### Task:
Copy out the entries below precisely; nothing is to be omitted.

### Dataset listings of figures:
* BEGIN *
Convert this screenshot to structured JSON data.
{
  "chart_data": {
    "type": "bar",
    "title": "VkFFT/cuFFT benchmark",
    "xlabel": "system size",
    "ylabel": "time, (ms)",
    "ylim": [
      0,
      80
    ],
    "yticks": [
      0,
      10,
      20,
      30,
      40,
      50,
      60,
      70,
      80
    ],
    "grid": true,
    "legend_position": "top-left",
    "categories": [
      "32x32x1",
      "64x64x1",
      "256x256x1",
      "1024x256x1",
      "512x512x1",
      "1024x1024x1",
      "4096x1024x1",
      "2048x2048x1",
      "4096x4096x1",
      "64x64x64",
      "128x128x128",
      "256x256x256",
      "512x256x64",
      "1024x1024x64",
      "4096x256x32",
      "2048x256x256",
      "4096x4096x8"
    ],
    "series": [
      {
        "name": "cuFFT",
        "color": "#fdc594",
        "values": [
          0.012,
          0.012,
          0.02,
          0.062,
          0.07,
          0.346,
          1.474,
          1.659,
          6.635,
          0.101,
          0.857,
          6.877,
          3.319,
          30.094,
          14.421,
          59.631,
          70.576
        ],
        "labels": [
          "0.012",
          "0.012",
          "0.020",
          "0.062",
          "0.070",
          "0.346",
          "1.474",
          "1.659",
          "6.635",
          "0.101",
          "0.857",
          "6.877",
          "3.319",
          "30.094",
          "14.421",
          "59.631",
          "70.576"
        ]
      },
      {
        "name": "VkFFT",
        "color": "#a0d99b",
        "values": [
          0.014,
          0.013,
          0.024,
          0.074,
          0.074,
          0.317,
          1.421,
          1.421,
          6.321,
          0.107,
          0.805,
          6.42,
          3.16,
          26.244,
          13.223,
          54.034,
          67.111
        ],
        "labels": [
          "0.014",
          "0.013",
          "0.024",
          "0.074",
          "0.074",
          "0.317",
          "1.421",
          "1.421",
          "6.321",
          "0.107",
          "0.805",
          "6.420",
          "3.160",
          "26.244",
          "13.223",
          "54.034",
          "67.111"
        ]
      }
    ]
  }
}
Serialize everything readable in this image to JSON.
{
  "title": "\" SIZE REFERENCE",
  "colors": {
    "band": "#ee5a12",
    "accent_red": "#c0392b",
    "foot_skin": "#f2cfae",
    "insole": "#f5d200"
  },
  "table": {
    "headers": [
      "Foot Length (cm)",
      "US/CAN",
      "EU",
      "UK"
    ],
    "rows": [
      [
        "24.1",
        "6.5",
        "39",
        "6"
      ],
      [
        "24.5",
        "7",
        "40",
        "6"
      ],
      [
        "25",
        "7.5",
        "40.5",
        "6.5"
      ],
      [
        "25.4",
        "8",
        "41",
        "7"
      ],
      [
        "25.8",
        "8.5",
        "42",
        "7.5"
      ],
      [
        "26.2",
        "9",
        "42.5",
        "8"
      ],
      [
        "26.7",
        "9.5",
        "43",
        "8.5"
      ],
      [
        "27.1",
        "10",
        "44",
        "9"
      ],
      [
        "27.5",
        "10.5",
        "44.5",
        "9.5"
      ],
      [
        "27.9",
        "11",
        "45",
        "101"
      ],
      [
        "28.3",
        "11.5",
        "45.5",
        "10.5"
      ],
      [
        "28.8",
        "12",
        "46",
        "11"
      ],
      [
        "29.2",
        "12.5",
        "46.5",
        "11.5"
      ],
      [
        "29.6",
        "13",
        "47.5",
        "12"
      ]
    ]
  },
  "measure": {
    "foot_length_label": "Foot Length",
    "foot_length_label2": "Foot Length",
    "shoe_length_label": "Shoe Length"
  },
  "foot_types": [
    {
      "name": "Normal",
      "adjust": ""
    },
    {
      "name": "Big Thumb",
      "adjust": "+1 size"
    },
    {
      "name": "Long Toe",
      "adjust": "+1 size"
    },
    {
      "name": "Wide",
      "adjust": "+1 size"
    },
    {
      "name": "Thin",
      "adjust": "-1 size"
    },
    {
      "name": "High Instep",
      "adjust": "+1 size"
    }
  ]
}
* END *
### Full solution:
Convert this screenshot to structured JSON data.
{
  "chart_data": {
    "type": "bar",
    "title": "VkFFT/cuFFT benchmark",
    "xlabel": "system size",
    "ylabel": "time, (ms)",
    "ylim": [
      0,
      80
    ],
    "yticks": [
      0,
      10,
      20,
      30,
      40,
      50,
      60,
      70,
      80
    ],
    "grid": true,
    "legend_position": "top-left",
    "categories": [
      "32x32x1",
      "64x64x1",
      "256x256x1",
      "1024x256x1",
      "512x512x1",
      "1024x1024x1",
      "4096x1024x1",
      "2048x2048x1",
      "4096x4096x1",
      "64x64x64",
      "128x128x128",
      "256x256x256",
      "512x256x64",
      "1024x1024x64",
      "4096x256x32",
      "2048x256x256",
      "4096x4096x8"
    ],
    "series": [
      {
        "name": "cuFFT",
        "color": "#fdc594",
        "values": [
          0.012,
          0.012,
          0.02,
          0.062,
          0.07,
          0.346,
          1.474,
          1.659,
          6.635,
          0.101,
          0.857,
          6.877,
          3.319,
          30.094,
          14.421,
          59.631,
          70.576
        ],
        "labels": [
          "0.012",
          "0.012",
          "0.020",
          "0.062",
          "0.070",
          "0.346",
          "1.474",
          "1.659",
          "6.635",
          "0.101",
          "0.857",
          "6.877",
          "3.319",
          "30.094",
          "14.421",
          "59.631",
          "70.576"
        ]
      },
      {
        "name": "VkFFT",
        "color": "#a0d99b",
        "values": [
          0.014,
          0.013,
          0.024,
          0.074,
          0.074,
          0.317,
          1.421,
          1.421,
          6.321,
          0.107,
          0.805,
          6.42,
          3.16,
          26.244,
          13.223,
          54.034,
          67.111
        ],
        "labels": [
          "0.014",
          "0.013",
          "0.024",
          "0.074",
          "0.074",
          "0.317",
          "1.421",
          "1.421",
          "6.321",
          "0.107",
          "0.805",
          "6.420",
          "3.160",
          "26.244",
          "13.223",
          "54.034",
          "67.111"
        ]
      }
    ]
  }
}
Serialize everything readable in this image to JSON.
{
  "title": "\" SIZE REFERENCE",
  "colors": {
    "band": "#ee5a12",
    "accent_red": "#c0392b",
    "foot_skin": "#f2cfae",
    "insole": "#f5d200"
  },
  "table": {
    "headers": [
      "Foot Length (cm)",
      "US/CAN",
      "EU",
      "UK"
    ],
    "rows": [
      [
        "24.1",
        "6.5",
        "39",
        "6"
      ],
      [
        "24.5",
        "7",
        "40",
        "6"
      ],
      [
        "25",
        "7.5",
        "40.5",
        "6.5"
      ],
      [
        "25.4",
        "8",
        "41",
        "7"
      ],
      [
        "25.8",
        "8.5",
        "42",
        "7.5"
      ],
      [
        "26.2",
        "9",
        "42.5",
        "8"
      ],
      [
        "26.7",
        "9.5",
        "43",
        "8.5"
      ],
      [
        "27.1",
        "10",
        "44",
        "9"
      ],
      [
        "27.5",
        "10.5",
        "44.5",
        "9.5"
      ],
      [
        "27.9",
        "11",
        "45",
        "101"
      ],
      [
        "28.3",
        "11.5",
        "45.5",
        "10.5"
      ],
      [
        "28.8",
        "12",
        "46",
        "11"
      ],
      [
        "29.2",
        "12.5",
        "46.5",
        "11.5"
      ],
      [
        "29.6",
        "13",
        "47.5",
        "12"
      ]
    ]
  },
  "measure": {
    "foot_length_label": "Foot Length",
    "foot_length_label2": "Foot Length",
    "shoe_length_label": "Shoe Length"
  },
  "foot_types": [
    {
      "name": "Normal",
      "adjust": ""
    },
    {
      "name": "Big Thumb",
      "adjust": "+1 size"
    },
    {
      "name": "Long Toe",
      "adjust": "+1 size"
    },
    {
      "name": "Wide",
      "adjust": "+1 size"
    },
    {
      "name": "Thin",
      "adjust": "-1 size"
    },
    {
      "name": "High Instep",
      "adjust": "+1 size"
    }
  ]
}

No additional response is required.